### Task prompt
Retype the records that come next, word for word.

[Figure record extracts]

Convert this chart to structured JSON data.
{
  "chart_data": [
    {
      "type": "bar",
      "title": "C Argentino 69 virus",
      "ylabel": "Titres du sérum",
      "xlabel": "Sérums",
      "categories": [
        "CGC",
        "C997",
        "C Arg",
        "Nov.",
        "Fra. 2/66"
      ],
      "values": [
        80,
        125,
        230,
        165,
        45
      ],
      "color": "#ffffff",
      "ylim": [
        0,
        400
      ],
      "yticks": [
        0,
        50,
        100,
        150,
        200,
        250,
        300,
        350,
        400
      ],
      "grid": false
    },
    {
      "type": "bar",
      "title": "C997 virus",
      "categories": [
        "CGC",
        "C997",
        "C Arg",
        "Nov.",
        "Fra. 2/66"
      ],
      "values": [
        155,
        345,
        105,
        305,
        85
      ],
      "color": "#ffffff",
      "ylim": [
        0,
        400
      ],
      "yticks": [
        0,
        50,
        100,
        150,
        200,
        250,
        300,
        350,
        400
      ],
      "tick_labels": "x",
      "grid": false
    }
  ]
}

### Answer space
Convert this chart to structured JSON data.
{
  "chart_data": [
    {
      "type": "bar",
      "title": "C Argentino 69 virus",
      "ylabel": "Titres du sérum",
      "xlabel": "Sérums",
      "categories": [
        "CGC",
        "C997",
        "C Arg",
        "Nov.",
        "Fra. 2/66"
      ],
      "values": [
        80,
        125,
        230,
        165,
        45
      ],
      "color": "#ffffff",
      "ylim": [
        0,
        400
      ],
      "yticks": [
        0,
        50,
        100,
        150,
        200,
        250,
        300,
        350,
        400
      ],
      "grid": false
    },
    {
      "type": "bar",
      "title": "C997 virus",
      "categories": [
        "CGC",
        "C997",
        "C Arg",
        "Nov.",
        "Fra. 2/66"
      ],
      "values": [
        155,
        345,
        105,
        305,
        85
      ],
      "color": "#ffffff",
      "ylim": [
        0,
        400
      ],
      "yticks": [
        0,
        50,
        100,
        150,
        200,
        250,
        300,
        350,
        400
      ],
      "tick_labels": "x",
      "grid": false
    }
  ]
}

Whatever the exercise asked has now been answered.